### TASK OBJECTIVE
Output the data below in full, character for character.

### DATA FOR PROCESSING
◆ ◆ ◆ ◆

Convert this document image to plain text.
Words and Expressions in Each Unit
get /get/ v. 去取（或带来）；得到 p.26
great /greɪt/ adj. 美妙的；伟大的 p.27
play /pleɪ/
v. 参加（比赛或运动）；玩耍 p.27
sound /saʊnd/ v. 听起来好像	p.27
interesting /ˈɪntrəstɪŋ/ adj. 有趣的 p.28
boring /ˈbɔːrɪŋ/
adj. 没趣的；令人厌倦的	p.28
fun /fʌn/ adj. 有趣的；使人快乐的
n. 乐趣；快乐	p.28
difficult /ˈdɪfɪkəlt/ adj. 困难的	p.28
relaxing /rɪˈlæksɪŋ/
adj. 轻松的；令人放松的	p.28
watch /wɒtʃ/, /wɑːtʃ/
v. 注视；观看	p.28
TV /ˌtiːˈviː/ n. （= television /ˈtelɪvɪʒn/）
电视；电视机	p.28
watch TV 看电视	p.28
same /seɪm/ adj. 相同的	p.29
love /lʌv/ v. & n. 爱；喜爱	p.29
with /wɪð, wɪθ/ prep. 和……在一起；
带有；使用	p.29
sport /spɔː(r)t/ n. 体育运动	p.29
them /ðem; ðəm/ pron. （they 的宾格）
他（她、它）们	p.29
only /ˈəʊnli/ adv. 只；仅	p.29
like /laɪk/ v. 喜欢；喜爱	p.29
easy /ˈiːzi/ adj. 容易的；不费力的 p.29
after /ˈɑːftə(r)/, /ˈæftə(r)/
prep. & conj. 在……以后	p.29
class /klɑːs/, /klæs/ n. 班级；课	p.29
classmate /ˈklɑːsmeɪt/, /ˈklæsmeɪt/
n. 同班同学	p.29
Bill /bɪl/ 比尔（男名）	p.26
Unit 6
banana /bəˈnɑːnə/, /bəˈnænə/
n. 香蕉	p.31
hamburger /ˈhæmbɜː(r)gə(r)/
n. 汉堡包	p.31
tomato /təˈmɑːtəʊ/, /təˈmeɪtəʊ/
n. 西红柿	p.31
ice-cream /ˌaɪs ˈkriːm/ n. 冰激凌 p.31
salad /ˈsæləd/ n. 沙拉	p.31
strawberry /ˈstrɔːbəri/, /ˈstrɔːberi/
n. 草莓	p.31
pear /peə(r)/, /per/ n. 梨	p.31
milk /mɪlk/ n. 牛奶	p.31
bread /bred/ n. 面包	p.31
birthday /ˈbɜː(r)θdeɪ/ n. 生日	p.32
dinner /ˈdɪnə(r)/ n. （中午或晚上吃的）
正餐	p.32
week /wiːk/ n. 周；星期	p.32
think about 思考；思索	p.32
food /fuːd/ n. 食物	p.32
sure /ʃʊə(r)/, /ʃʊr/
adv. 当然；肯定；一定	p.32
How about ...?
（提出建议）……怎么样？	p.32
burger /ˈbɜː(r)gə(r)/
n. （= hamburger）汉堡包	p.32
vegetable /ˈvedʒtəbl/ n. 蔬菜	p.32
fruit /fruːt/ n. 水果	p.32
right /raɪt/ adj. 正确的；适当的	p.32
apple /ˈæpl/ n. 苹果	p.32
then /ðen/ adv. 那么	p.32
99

◆ ◆ ◆ ◆

### WRITTEN SOLUTION
Convert this document image to plain text.
Words and Expressions in Each Unit
get /get/ v. 去取（或带来）；得到 p.26
great /greɪt/ adj. 美妙的；伟大的 p.27
play /pleɪ/
v. 参加（比赛或运动）；玩耍 p.27
sound /saʊnd/ v. 听起来好像	p.27
interesting /ˈɪntrəstɪŋ/ adj. 有趣的 p.28
boring /ˈbɔːrɪŋ/
adj. 没趣的；令人厌倦的	p.28
fun /fʌn/ adj. 有趣的；使人快乐的
n. 乐趣；快乐	p.28
difficult /ˈdɪfɪkəlt/ adj. 困难的	p.28
relaxing /rɪˈlæksɪŋ/
adj. 轻松的；令人放松的	p.28
watch /wɒtʃ/, /wɑːtʃ/
v. 注视；观看	p.28
TV /ˌtiːˈviː/ n. （= television /ˈtelɪvɪʒn/）
电视；电视机	p.28
watch TV 看电视	p.28
same /seɪm/ adj. 相同的	p.29
love /lʌv/ v. & n. 爱；喜爱	p.29
with /wɪð, wɪθ/ prep. 和……在一起；
带有；使用	p.29
sport /spɔː(r)t/ n. 体育运动	p.29
them /ðem; ðəm/ pron. （they 的宾格）
他（她、它）们	p.29
only /ˈəʊnli/ adv. 只；仅	p.29
like /laɪk/ v. 喜欢；喜爱	p.29
easy /ˈiːzi/ adj. 容易的；不费力的 p.29
after /ˈɑːftə(r)/, /ˈæftə(r)/
prep. & conj. 在……以后	p.29
class /klɑːs/, /klæs/ n. 班级；课	p.29
classmate /ˈklɑːsmeɪt/, /ˈklæsmeɪt/
n. 同班同学	p.29
Bill /bɪl/ 比尔（男名）	p.26
Unit 6
banana /bəˈnɑːnə/, /bəˈnænə/
n. 香蕉	p.31
hamburger /ˈhæmbɜː(r)gə(r)/
n. 汉堡包	p.31
tomato /təˈmɑːtəʊ/, /təˈmeɪtəʊ/
n. 西红柿	p.31
ice-cream /ˌaɪs ˈkriːm/ n. 冰激凌 p.31
salad /ˈsæləd/ n. 沙拉	p.31
strawberry /ˈstrɔːbəri/, /ˈstrɔːberi/
n. 草莓	p.31
pear /peə(r)/, /per/ n. 梨	p.31
milk /mɪlk/ n. 牛奶	p.31
bread /bred/ n. 面包	p.31
birthday /ˈbɜː(r)θdeɪ/ n. 生日	p.32
dinner /ˈdɪnə(r)/ n. （中午或晚上吃的）
正餐	p.32
week /wiːk/ n. 周；星期	p.32
think about 思考；思索	p.32
food /fuːd/ n. 食物	p.32
sure /ʃʊə(r)/, /ʃʊr/
adv. 当然；肯定；一定	p.32
How about ...?
（提出建议）……怎么样？	p.32
burger /ˈbɜː(r)gə(r)/
n. （= hamburger）汉堡包	p.32
vegetable /ˈvedʒtəbl/ n. 蔬菜	p.32
fruit /fruːt/ n. 水果	p.32
right /raɪt/ adj. 正确的；适当的	p.32
apple /ˈæpl/ n. 苹果	p.32
then /ðen/ adv. 那么	p.32
99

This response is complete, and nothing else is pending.